> **Input records**
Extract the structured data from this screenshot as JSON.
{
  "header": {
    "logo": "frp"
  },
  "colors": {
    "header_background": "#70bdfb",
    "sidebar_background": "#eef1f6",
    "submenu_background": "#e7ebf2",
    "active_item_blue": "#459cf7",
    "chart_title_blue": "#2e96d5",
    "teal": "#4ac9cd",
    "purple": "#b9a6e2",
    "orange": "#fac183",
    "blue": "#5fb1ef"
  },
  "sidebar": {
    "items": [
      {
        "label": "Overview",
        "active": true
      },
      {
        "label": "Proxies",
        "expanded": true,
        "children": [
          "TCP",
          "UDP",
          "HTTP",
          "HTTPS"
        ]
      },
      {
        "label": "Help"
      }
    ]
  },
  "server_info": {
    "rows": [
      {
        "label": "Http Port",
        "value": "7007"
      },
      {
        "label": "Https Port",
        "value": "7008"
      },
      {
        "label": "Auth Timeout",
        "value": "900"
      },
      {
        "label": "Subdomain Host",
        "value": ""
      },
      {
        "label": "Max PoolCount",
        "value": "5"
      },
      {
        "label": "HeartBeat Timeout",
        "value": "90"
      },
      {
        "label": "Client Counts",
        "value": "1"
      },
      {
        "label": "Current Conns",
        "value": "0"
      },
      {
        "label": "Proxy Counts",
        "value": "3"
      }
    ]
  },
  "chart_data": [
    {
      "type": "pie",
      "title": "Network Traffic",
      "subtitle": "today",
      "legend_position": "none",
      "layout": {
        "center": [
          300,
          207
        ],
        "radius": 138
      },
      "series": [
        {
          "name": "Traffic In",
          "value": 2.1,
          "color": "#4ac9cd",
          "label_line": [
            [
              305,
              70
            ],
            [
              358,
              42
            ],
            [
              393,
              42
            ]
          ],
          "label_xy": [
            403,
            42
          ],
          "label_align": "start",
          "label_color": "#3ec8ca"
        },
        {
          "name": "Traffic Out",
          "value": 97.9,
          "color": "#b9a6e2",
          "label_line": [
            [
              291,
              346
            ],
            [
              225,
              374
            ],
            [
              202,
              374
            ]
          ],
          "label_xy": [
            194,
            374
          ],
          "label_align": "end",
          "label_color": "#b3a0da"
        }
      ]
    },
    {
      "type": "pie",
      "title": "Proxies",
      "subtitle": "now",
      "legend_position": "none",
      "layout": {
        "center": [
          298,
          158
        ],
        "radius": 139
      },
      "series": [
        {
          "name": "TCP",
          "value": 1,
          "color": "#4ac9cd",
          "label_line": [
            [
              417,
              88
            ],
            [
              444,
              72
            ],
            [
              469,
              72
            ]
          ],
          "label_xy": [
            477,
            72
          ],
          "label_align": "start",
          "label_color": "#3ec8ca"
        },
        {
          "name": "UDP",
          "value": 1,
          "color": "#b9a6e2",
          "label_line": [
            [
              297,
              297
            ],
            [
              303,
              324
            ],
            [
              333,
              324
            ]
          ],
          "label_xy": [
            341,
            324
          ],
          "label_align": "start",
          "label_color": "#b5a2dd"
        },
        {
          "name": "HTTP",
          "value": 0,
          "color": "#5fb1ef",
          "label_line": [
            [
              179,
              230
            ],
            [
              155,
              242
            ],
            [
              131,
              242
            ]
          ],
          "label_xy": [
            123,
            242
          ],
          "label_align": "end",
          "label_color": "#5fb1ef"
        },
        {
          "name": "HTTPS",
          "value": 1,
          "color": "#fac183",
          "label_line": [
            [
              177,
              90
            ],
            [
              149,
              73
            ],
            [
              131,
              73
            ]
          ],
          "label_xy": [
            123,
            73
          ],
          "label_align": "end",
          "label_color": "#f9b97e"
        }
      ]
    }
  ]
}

> **Exercise aim**
Reproduce every record above exactly as it appears.

> **Written solution**
Extract the structured data from this screenshot as JSON.
{
  "header": {
    "logo": "frp"
  },
  "colors": {
    "header_background": "#70bdfb",
    "sidebar_background": "#eef1f6",
    "submenu_background": "#e7ebf2",
    "active_item_blue": "#459cf7",
    "chart_title_blue": "#2e96d5",
    "teal": "#4ac9cd",
    "purple": "#b9a6e2",
    "orange": "#fac183",
    "blue": "#5fb1ef"
  },
  "sidebar": {
    "items": [
      {
        "label": "Overview",
        "active": true
      },
      {
        "label": "Proxies",
        "expanded": true,
        "children": [
          "TCP",
          "UDP",
          "HTTP",
          "HTTPS"
        ]
      },
      {
        "label": "Help"
      }
    ]
  },
  "server_info": {
    "rows": [
      {
        "label": "Http Port",
        "value": "7007"
      },
      {
        "label": "Https Port",
        "value": "7008"
      },
      {
        "label": "Auth Timeout",
        "value": "900"
      },
      {
        "label": "Subdomain Host",
        "value": ""
      },
      {
        "label": "Max PoolCount",
        "value": "5"
      },
      {
        "label": "HeartBeat Timeout",
        "value": "90"
      },
      {
        "label": "Client Counts",
        "value": "1"
      },
      {
        "label": "Current Conns",
        "value": "0"
      },
      {
        "label": "Proxy Counts",
        "value": "3"
      }
    ]
  },
  "chart_data": [
    {
      "type": "pie",
      "title": "Network Traffic",
      "subtitle": "today",
      "legend_position": "none",
      "layout": {
        "center": [
          300,
          207
        ],
        "radius": 138
      },
      "series": [
        {
          "name": "Traffic In",
          "value": 2.1,
          "color": "#4ac9cd",
          "label_line": [
            [
              305,
              70
            ],
            [
              358,
              42
            ],
            [
              393,
              42
            ]
          ],
          "label_xy": [
            403,
            42
          ],
          "label_align": "start",
          "label_color": "#3ec8ca"
        },
        {
          "name": "Traffic Out",
          "value": 97.9,
          "color": "#b9a6e2",
          "label_line": [
            [
              291,
              346
            ],
            [
              225,
              374
            ],
            [
              202,
              374
            ]
          ],
          "label_xy": [
            194,
            374
          ],
          "label_align": "end",
          "label_color": "#b3a0da"
        }
      ]
    },
    {
      "type": "pie",
      "title": "Proxies",
      "subtitle": "now",
      "legend_position": "none",
      "layout": {
        "center": [
          298,
          158
        ],
        "radius": 139
      },
      "series": [
        {
          "name": "TCP",
          "value": 1,
          "color": "#4ac9cd",
          "label_line": [
            [
              417,
              88
            ],
            [
              444,
              72
            ],
            [
              469,
              72
            ]
          ],
          "label_xy": [
            477,
            72
          ],
          "label_align": "start",
          "label_color": "#3ec8ca"
        },
        {
          "name": "UDP",
          "value": 1,
          "color": "#b9a6e2",
          "label_line": [
            [
              297,
              297
            ],
            [
              303,
              324
            ],
            [
              333,
              324
            ]
          ],
          "label_xy": [
            341,
            324
          ],
          "label_align": "start",
          "label_color": "#b5a2dd"
        },
        {
          "name": "HTTP",
          "value": 0,
          "color": "#5fb1ef",
          "label_line": [
            [
              179,
              230
            ],
            [
              155,
              242
            ],
            [
              131,
              242
            ]
          ],
          "label_xy": [
            123,
            242
          ],
          "label_align": "end",
          "label_color": "#5fb1ef"
        },
        {
          "name": "HTTPS",
          "value": 1,
          "color": "#fac183",
          "label_line": [
            [
              177,
              90
            ],
            [
              149,
              73
            ],
            [
              131,
              73
            ]
          ],
          "label_xy": [
            123,
            73
          ],
          "label_align": "end",
          "label_color": "#f9b97e"
        }
      ]
    }
  ]
}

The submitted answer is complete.